### [DIRECTIONS]
Reproduce all of the data exactly.

>> begin STORED DATA

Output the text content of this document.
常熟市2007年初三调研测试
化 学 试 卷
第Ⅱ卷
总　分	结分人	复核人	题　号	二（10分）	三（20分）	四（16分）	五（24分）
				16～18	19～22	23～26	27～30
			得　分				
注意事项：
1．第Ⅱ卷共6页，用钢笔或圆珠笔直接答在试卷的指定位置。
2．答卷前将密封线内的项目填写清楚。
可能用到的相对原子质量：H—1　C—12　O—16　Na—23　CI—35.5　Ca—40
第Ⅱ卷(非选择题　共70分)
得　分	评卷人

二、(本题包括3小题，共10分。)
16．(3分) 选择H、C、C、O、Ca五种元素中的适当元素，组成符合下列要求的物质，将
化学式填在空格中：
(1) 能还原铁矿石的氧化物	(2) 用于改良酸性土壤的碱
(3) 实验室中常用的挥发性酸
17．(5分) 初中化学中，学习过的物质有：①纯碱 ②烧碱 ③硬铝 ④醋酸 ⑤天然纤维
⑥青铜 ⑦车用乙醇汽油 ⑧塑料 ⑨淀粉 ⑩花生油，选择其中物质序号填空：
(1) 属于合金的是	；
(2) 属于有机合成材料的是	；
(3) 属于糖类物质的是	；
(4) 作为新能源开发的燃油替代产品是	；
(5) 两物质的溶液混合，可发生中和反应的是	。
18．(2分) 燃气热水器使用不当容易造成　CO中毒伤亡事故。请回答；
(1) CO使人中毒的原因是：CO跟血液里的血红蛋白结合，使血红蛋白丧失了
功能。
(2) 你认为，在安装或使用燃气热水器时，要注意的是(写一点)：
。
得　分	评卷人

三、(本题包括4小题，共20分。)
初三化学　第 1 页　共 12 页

>> end STORED DATA

### [FULL OUTPUT]
Output the text content of this document.
常熟市2007年初三调研测试
化 学 试 卷
第Ⅱ卷
总　分	结分人	复核人	题　号	二（10分）	三（20分）	四（16分）	五（24分）
				16～18	19～22	23～26	27～30
			得　分				
注意事项：
1．第Ⅱ卷共6页，用钢笔或圆珠笔直接答在试卷的指定位置。
2．答卷前将密封线内的项目填写清楚。
可能用到的相对原子质量：H—1　C—12　O—16　Na—23　CI—35.5　Ca—40
第Ⅱ卷(非选择题　共70分)
得　分	评卷人

二、(本题包括3小题，共10分。)
16．(3分) 选择H、C、C、O、Ca五种元素中的适当元素，组成符合下列要求的物质，将
化学式填在空格中：
(1) 能还原铁矿石的氧化物	(2) 用于改良酸性土壤的碱
(3) 实验室中常用的挥发性酸
17．(5分) 初中化学中，学习过的物质有：①纯碱 ②烧碱 ③硬铝 ④醋酸 ⑤天然纤维
⑥青铜 ⑦车用乙醇汽油 ⑧塑料 ⑨淀粉 ⑩花生油，选择其中物质序号填空：
(1) 属于合金的是	；
(2) 属于有机合成材料的是	；
(3) 属于糖类物质的是	；
(4) 作为新能源开发的燃油替代产品是	；
(5) 两物质的溶液混合，可发生中和反应的是	。
18．(2分) 燃气热水器使用不当容易造成　CO中毒伤亡事故。请回答；
(1) CO使人中毒的原因是：CO跟血液里的血红蛋白结合，使血红蛋白丧失了
功能。
(2) 你认为，在安装或使用燃气热水器时，要注意的是(写一点)：
。
得　分	评卷人

三、(本题包括4小题，共20分。)
初三化学　第 1 页　共 12 页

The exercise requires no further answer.